To be done: Every record must be repeated exactly; omit any pictures they contain.

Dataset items
* Start *

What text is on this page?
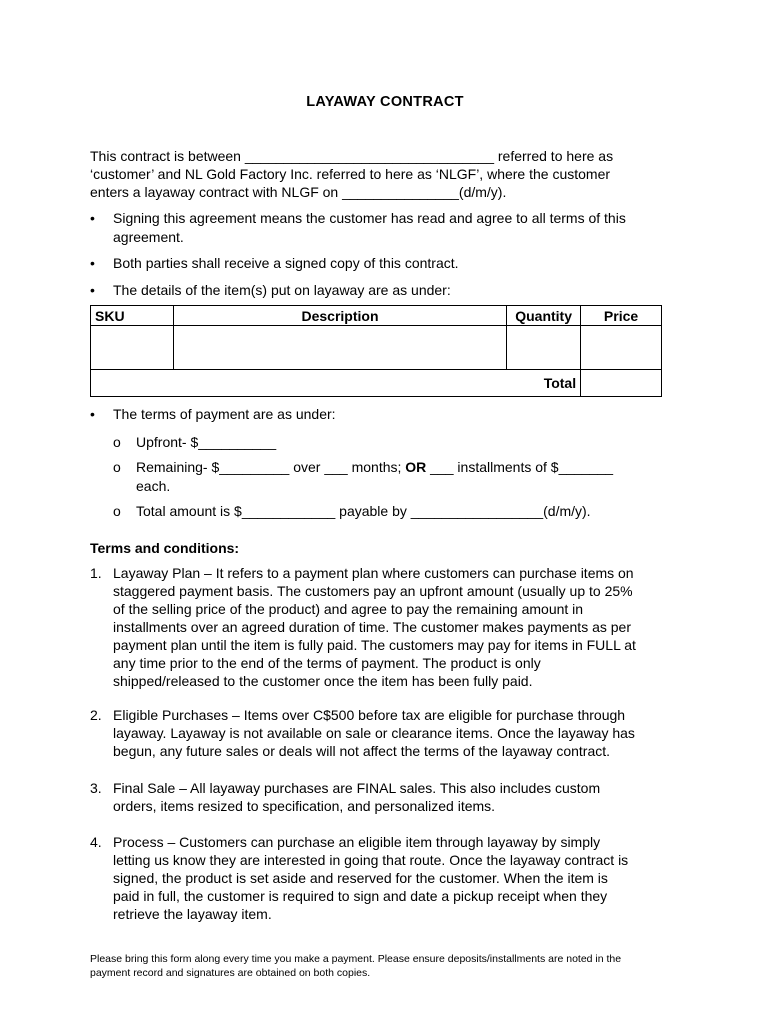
LAYAWAY CONTRACT
This contract is between ________________________________ referred to here as
‘customer’ and NL Gold Factory Inc. referred to here as ‘NLGF’, where the customer
enters a layaway contract with NLGF on _______________(d/m/y).
• Signing this agreement means the customer has read and agree to all terms of this
agreement.
• Both parties shall receive a signed copy of this contract.
• The details of the item(s) put on layaway are as under:
SKU	Description	Quantity	Price

Total			
• The terms of payment are as under:
o Upfront- $__________
o Remaining- $_________ over ___ months; OR ___ installments of $_______
each.
o Total amount is $____________ payable by _________________(d/m/y).
Terms and conditions:
1. Layaway Plan – It refers to a payment plan where customers can purchase items on
staggered payment basis. The customers pay an upfront amount (usually up to 25%
of the selling price of the product) and agree to pay the remaining amount in
installments over an agreed duration of time. The customer makes payments as per
payment plan until the item is fully paid. The customers may pay for items in FULL at
any time prior to the end of the terms of payment. The product is only
shipped/released to the customer once the item has been fully paid.
2. Eligible Purchases – Items over C$500 before tax are eligible for purchase through
layaway. Layaway is not available on sale or clearance items. Once the layaway has
begun, any future sales or deals will not affect the terms of the layaway contract.
3. Final Sale – All layaway purchases are FINAL sales. This also includes custom
orders, items resized to specification, and personalized items.
4. Process – Customers can purchase an eligible item through layaway by simply
letting us know they are interested in going that route. Once the layaway contract is
signed, the product is set aside and reserved for the customer. When the item is
paid in full, the customer is required to sign and date a pickup receipt when they
retrieve the layaway item.
Please bring this form along every time you make a payment. Please ensure deposits/installments are noted in the
payment record and signatures are obtained on both copies.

* End *

Answer to the exercise:
What text is on this page?
LAYAWAY CONTRACT
This contract is between ________________________________ referred to here as
‘customer’ and NL Gold Factory Inc. referred to here as ‘NLGF’, where the customer
enters a layaway contract with NLGF on _______________(d/m/y).
• Signing this agreement means the customer has read and agree to all terms of this
agreement.
• Both parties shall receive a signed copy of this contract.
• The details of the item(s) put on layaway are as under:
SKU	Description	Quantity	Price

Total			
• The terms of payment are as under:
o Upfront- $__________
o Remaining- $_________ over ___ months; OR ___ installments of $_______
each.
o Total amount is $____________ payable by _________________(d/m/y).
Terms and conditions:
1. Layaway Plan – It refers to a payment plan where customers can purchase items on
staggered payment basis. The customers pay an upfront amount (usually up to 25%
of the selling price of the product) and agree to pay the remaining amount in
installments over an agreed duration of time. The customer makes payments as per
payment plan until the item is fully paid. The customers may pay for items in FULL at
any time prior to the end of the terms of payment. The product is only
shipped/released to the customer once the item has been fully paid.
2. Eligible Purchases – Items over C$500 before tax are eligible for purchase through
layaway. Layaway is not available on sale or clearance items. Once the layaway has
begun, any future sales or deals will not affect the terms of the layaway contract.
3. Final Sale – All layaway purchases are FINAL sales. This also includes custom
orders, items resized to specification, and personalized items.
4. Process – Customers can purchase an eligible item through layaway by simply
letting us know they are interested in going that route. Once the layaway contract is
signed, the product is set aside and reserved for the customer. When the item is
paid in full, the customer is required to sign and date a pickup receipt when they
retrieve the layaway item.
Please bring this form along every time you make a payment. Please ensure deposits/installments are noted in the
payment record and signatures are obtained on both copies.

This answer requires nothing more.